EXERCISE:
Of the lines in the listing, how many include the string "this"? Write the number and nothing else.

Records that describe figures:
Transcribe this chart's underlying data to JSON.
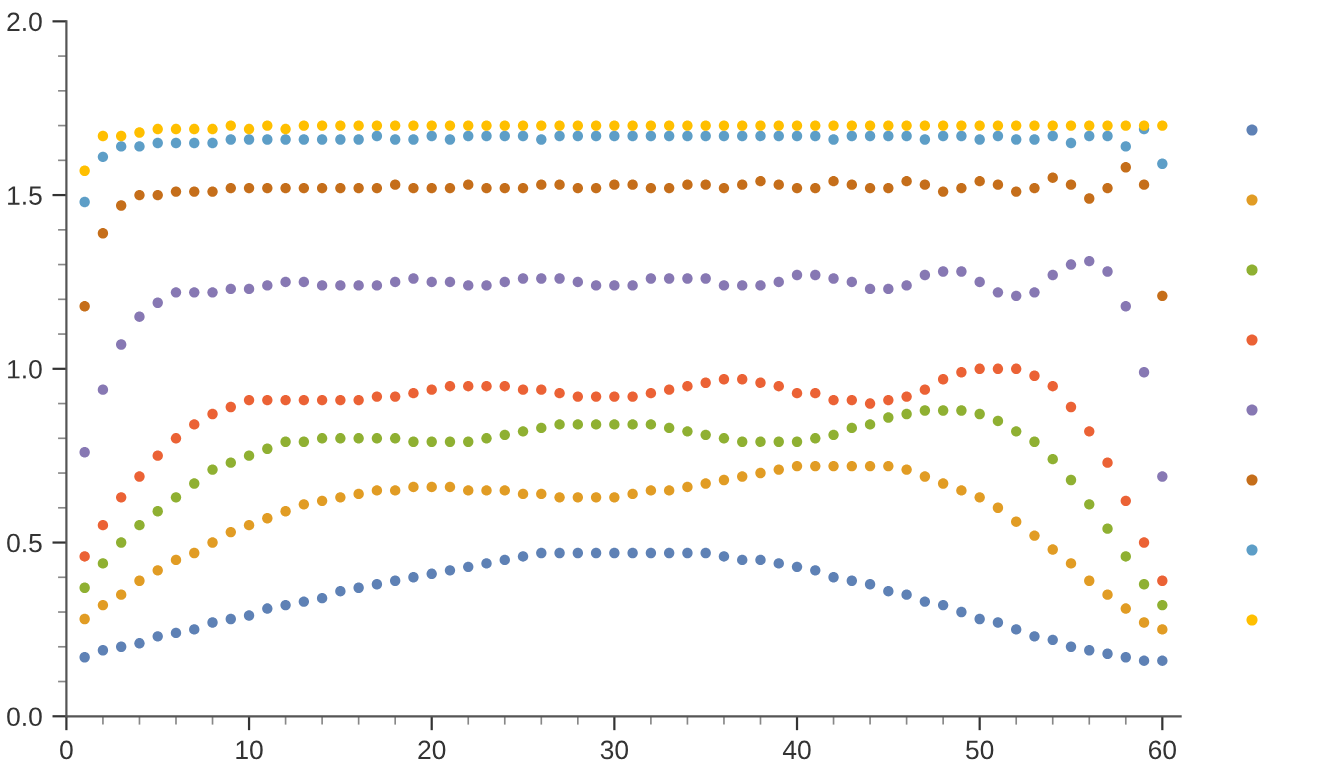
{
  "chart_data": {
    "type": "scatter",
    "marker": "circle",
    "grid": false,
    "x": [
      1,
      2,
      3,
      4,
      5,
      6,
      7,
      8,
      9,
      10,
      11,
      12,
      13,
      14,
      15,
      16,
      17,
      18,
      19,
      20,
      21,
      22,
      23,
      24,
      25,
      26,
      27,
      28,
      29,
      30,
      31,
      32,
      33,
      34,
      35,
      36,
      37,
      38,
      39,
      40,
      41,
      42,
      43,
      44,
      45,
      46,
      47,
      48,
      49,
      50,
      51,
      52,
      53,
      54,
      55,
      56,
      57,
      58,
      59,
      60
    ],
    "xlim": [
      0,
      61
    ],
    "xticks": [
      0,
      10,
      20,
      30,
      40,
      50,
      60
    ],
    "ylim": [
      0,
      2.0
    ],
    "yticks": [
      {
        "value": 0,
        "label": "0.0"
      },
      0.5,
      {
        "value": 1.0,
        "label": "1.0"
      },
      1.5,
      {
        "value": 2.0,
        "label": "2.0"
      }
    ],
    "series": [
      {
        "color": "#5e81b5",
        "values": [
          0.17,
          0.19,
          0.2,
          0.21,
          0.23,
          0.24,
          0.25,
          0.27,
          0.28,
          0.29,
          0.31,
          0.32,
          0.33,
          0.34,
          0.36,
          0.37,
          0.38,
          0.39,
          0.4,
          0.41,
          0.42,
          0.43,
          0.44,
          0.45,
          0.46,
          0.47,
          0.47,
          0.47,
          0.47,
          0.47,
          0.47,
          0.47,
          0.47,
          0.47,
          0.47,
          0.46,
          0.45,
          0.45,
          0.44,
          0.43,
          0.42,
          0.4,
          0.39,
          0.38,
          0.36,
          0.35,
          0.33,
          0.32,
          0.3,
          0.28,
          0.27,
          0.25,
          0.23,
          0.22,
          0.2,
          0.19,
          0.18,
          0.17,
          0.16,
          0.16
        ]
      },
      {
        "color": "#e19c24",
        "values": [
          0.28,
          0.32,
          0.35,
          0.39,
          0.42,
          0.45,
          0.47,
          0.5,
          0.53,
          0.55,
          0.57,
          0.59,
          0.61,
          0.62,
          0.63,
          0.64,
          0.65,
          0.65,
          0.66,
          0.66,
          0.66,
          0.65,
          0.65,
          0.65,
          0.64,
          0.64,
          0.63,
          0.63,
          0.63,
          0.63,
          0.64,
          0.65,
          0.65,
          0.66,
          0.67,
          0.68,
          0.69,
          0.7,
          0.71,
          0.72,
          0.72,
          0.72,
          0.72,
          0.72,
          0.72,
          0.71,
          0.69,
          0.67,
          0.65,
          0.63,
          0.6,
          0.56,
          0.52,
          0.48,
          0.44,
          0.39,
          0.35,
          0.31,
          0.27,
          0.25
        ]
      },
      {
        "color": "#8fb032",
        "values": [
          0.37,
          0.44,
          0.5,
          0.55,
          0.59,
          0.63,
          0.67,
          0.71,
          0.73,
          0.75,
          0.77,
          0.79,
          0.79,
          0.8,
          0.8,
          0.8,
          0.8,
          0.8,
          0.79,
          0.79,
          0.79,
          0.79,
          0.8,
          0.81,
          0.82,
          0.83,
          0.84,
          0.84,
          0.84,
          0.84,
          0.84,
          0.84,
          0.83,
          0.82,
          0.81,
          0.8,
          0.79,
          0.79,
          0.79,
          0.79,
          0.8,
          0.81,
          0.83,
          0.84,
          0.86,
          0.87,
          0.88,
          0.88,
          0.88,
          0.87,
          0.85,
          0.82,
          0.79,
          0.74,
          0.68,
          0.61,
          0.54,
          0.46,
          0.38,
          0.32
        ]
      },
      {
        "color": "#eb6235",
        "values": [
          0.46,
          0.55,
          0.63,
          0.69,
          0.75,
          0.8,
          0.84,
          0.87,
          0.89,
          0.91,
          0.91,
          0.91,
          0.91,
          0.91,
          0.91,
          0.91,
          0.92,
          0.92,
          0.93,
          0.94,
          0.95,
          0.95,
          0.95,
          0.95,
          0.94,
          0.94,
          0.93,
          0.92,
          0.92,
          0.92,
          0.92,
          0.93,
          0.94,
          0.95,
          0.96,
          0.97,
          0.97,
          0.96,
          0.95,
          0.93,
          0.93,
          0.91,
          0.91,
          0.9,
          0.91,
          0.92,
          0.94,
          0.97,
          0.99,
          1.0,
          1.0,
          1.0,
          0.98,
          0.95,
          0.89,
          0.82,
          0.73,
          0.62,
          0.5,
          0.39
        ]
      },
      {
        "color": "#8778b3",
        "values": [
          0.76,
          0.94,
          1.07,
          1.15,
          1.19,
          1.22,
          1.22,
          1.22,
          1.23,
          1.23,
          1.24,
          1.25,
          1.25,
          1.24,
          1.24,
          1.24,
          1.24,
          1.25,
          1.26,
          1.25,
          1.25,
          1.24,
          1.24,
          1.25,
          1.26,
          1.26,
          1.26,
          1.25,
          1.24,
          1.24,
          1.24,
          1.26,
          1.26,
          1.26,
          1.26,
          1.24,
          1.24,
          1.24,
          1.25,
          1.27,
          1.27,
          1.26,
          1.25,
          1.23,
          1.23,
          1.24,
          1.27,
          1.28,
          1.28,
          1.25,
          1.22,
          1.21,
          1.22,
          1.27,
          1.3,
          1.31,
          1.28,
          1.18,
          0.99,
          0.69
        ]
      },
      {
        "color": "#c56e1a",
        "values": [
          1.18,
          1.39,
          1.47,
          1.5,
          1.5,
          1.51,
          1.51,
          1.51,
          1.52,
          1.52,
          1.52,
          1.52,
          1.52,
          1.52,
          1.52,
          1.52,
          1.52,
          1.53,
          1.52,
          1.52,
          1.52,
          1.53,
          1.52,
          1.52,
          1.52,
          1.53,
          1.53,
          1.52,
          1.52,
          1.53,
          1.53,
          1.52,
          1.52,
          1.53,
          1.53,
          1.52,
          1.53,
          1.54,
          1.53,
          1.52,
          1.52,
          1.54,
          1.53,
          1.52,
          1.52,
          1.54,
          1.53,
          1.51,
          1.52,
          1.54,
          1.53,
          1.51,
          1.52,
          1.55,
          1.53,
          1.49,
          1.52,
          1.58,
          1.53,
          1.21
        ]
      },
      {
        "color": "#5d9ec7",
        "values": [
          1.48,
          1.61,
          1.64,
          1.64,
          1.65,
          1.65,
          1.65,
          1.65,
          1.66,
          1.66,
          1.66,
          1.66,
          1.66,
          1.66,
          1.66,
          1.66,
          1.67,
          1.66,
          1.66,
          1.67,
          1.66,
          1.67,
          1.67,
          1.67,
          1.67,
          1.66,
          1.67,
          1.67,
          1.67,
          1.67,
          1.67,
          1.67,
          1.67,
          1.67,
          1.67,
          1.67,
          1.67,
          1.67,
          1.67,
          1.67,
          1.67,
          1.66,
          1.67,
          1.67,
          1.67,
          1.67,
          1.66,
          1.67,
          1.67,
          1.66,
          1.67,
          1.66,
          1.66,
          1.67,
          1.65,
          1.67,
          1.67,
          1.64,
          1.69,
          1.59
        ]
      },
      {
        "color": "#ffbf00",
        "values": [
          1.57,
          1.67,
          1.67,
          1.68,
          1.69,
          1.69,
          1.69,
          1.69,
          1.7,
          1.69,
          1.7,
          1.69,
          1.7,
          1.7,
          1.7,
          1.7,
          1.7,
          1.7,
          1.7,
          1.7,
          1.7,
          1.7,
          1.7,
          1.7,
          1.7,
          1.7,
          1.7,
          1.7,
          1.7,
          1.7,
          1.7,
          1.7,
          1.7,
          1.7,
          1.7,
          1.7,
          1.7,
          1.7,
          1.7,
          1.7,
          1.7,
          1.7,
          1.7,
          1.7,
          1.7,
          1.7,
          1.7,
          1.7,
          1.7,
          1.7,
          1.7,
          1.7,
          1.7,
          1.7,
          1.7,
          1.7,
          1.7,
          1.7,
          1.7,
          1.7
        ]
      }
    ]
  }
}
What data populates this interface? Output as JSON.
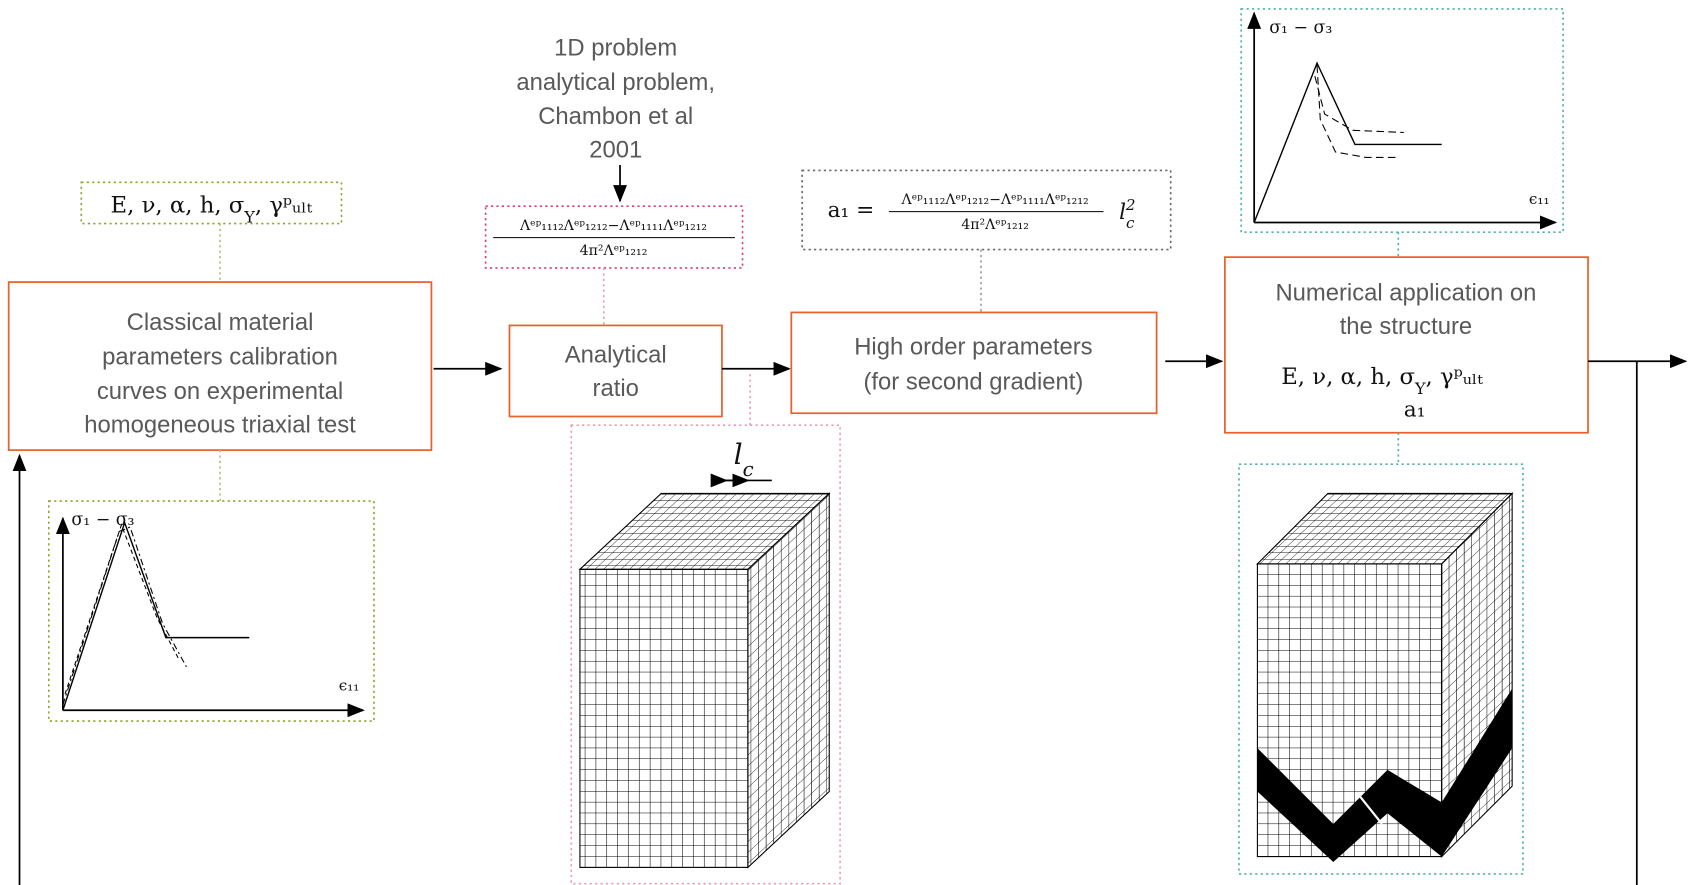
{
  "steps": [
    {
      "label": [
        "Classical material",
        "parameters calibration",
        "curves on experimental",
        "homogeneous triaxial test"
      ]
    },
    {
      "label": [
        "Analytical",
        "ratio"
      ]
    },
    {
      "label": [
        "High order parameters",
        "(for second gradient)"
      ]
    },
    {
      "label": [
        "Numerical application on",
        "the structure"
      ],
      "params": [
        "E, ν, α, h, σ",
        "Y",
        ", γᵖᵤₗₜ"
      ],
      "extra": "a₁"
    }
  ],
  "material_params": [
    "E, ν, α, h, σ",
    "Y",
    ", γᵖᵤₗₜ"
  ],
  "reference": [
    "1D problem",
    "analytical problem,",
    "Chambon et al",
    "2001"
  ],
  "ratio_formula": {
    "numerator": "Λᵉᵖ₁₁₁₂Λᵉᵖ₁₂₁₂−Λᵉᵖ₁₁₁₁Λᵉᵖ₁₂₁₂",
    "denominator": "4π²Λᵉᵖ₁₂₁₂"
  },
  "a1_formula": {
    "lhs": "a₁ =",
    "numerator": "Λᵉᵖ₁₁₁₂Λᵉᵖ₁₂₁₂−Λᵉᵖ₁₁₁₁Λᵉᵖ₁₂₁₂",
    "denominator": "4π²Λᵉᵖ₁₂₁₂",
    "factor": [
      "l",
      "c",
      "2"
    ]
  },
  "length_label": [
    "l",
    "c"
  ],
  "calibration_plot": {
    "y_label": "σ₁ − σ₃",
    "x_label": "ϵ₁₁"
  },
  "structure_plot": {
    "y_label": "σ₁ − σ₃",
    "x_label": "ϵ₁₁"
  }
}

FINISHED EXERCISE:
2